[Dataset items]
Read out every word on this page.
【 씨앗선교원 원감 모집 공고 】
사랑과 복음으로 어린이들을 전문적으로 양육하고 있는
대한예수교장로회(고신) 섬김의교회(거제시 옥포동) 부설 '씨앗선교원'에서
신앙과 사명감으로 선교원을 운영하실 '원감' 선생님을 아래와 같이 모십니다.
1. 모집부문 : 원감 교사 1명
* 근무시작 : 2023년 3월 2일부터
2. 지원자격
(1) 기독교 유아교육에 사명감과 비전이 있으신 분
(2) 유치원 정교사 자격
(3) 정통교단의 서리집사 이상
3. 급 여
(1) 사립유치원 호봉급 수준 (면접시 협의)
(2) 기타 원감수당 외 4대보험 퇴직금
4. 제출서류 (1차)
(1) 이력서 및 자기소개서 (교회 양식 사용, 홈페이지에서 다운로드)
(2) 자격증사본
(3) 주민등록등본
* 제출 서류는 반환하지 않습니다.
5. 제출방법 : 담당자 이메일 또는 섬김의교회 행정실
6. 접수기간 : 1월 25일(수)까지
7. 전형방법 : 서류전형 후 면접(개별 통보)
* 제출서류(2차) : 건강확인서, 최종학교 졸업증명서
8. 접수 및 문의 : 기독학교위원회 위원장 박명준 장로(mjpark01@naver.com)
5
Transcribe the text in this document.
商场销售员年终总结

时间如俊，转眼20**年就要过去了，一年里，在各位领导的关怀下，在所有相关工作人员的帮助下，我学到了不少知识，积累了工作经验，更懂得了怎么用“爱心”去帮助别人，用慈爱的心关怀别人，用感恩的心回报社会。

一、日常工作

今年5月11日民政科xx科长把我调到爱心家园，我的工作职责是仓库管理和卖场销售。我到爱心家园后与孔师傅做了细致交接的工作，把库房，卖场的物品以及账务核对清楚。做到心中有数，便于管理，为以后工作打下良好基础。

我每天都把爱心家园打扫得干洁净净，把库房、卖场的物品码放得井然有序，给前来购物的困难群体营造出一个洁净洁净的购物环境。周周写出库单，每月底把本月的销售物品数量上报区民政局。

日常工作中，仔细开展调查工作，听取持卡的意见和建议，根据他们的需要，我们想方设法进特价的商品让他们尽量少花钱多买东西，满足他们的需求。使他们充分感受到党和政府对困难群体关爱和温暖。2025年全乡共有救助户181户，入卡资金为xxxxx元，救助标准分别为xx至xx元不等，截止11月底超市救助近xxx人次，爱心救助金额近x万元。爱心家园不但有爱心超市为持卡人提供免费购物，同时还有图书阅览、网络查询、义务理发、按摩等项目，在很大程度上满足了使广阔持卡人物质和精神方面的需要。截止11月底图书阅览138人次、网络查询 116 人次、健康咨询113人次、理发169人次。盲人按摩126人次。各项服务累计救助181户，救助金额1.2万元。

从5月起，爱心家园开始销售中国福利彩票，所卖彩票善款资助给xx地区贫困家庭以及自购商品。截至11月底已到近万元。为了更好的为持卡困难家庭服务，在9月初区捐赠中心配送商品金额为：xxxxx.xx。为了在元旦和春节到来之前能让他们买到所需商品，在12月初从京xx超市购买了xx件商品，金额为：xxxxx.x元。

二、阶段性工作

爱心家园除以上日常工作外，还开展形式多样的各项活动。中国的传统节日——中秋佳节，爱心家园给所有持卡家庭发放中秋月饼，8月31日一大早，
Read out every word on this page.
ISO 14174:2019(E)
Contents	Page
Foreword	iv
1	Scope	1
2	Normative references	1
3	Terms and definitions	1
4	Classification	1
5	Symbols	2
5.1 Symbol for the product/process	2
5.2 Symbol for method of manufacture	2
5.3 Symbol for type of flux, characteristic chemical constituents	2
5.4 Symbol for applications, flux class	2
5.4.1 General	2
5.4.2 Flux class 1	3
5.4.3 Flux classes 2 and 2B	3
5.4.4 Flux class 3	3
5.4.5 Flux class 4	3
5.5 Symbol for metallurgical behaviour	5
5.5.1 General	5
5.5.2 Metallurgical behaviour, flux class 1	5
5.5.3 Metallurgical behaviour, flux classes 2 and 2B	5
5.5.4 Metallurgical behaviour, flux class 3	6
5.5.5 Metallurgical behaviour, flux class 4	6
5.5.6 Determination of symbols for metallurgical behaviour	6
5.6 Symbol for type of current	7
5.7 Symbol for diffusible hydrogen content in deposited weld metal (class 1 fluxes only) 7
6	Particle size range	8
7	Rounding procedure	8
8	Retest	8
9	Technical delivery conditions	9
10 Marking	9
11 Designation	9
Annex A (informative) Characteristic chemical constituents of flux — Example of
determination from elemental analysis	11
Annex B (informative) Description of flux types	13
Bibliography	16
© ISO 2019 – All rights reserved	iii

### WHAT TO PRODUCE
Set all of the entries down again, exactly as they were given.

### SOLVED PROBLEM
Read out every word on this page.
【 씨앗선교원 원감 모집 공고 】
사랑과 복음으로 어린이들을 전문적으로 양육하고 있는
대한예수교장로회(고신) 섬김의교회(거제시 옥포동) 부설 '씨앗선교원'에서
신앙과 사명감으로 선교원을 운영하실 '원감' 선생님을 아래와 같이 모십니다.
1. 모집부문 : 원감 교사 1명
* 근무시작 : 2023년 3월 2일부터
2. 지원자격
(1) 기독교 유아교육에 사명감과 비전이 있으신 분
(2) 유치원 정교사 자격
(3) 정통교단의 서리집사 이상
3. 급 여
(1) 사립유치원 호봉급 수준 (면접시 협의)
(2) 기타 원감수당 외 4대보험 퇴직금
4. 제출서류 (1차)
(1) 이력서 및 자기소개서 (교회 양식 사용, 홈페이지에서 다운로드)
(2) 자격증사본
(3) 주민등록등본
* 제출 서류는 반환하지 않습니다.
5. 제출방법 : 담당자 이메일 또는 섬김의교회 행정실
6. 접수기간 : 1월 25일(수)까지
7. 전형방법 : 서류전형 후 면접(개별 통보)
* 제출서류(2차) : 건강확인서, 최종학교 졸업증명서
8. 접수 및 문의 : 기독학교위원회 위원장 박명준 장로(mjpark01@naver.com)
5
Transcribe the text in this document.
商场销售员年终总结

时间如俊，转眼20**年就要过去了，一年里，在各位领导的关怀下，在所有相关工作人员的帮助下，我学到了不少知识，积累了工作经验，更懂得了怎么用“爱心”去帮助别人，用慈爱的心关怀别人，用感恩的心回报社会。

一、日常工作

今年5月11日民政科xx科长把我调到爱心家园，我的工作职责是仓库管理和卖场销售。我到爱心家园后与孔师傅做了细致交接的工作，把库房，卖场的物品以及账务核对清楚。做到心中有数，便于管理，为以后工作打下良好基础。

我每天都把爱心家园打扫得干洁净净，把库房、卖场的物品码放得井然有序，给前来购物的困难群体营造出一个洁净洁净的购物环境。周周写出库单，每月底把本月的销售物品数量上报区民政局。

日常工作中，仔细开展调查工作，听取持卡的意见和建议，根据他们的需要，我们想方设法进特价的商品让他们尽量少花钱多买东西，满足他们的需求。使他们充分感受到党和政府对困难群体关爱和温暖。2025年全乡共有救助户181户，入卡资金为xxxxx元，救助标准分别为xx至xx元不等，截止11月底超市救助近xxx人次，爱心救助金额近x万元。爱心家园不但有爱心超市为持卡人提供免费购物，同时还有图书阅览、网络查询、义务理发、按摩等项目，在很大程度上满足了使广阔持卡人物质和精神方面的需要。截止11月底图书阅览138人次、网络查询 116 人次、健康咨询113人次、理发169人次。盲人按摩126人次。各项服务累计救助181户，救助金额1.2万元。

从5月起，爱心家园开始销售中国福利彩票，所卖彩票善款资助给xx地区贫困家庭以及自购商品。截至11月底已到近万元。为了更好的为持卡困难家庭服务，在9月初区捐赠中心配送商品金额为：xxxxx.xx。为了在元旦和春节到来之前能让他们买到所需商品，在12月初从京xx超市购买了xx件商品，金额为：xxxxx.x元。

二、阶段性工作

爱心家园除以上日常工作外，还开展形式多样的各项活动。中国的传统节日——中秋佳节，爱心家园给所有持卡家庭发放中秋月饼，8月31日一大早，
Read out every word on this page.
ISO 14174:2019(E)
Contents	Page
Foreword	iv
1	Scope	1
2	Normative references	1
3	Terms and definitions	1
4	Classification	1
5	Symbols	2
5.1 Symbol for the product/process	2
5.2 Symbol for method of manufacture	2
5.3 Symbol for type of flux, characteristic chemical constituents	2
5.4 Symbol for applications, flux class	2
5.4.1 General	2
5.4.2 Flux class 1	3
5.4.3 Flux classes 2 and 2B	3
5.4.4 Flux class 3	3
5.4.5 Flux class 4	3
5.5 Symbol for metallurgical behaviour	5
5.5.1 General	5
5.5.2 Metallurgical behaviour, flux class 1	5
5.5.3 Metallurgical behaviour, flux classes 2 and 2B	5
5.5.4 Metallurgical behaviour, flux class 3	6
5.5.5 Metallurgical behaviour, flux class 4	6
5.5.6 Determination of symbols for metallurgical behaviour	6
5.6 Symbol for type of current	7
5.7 Symbol for diffusible hydrogen content in deposited weld metal (class 1 fluxes only) 7
6	Particle size range	8
7	Rounding procedure	8
8	Retest	8
9	Technical delivery conditions	9
10 Marking	9
11 Designation	9
Annex A (informative) Characteristic chemical constituents of flux — Example of
determination from elemental analysis	11
Annex B (informative) Description of flux types	13
Bibliography	16
© ISO 2019 – All rights reserved	iii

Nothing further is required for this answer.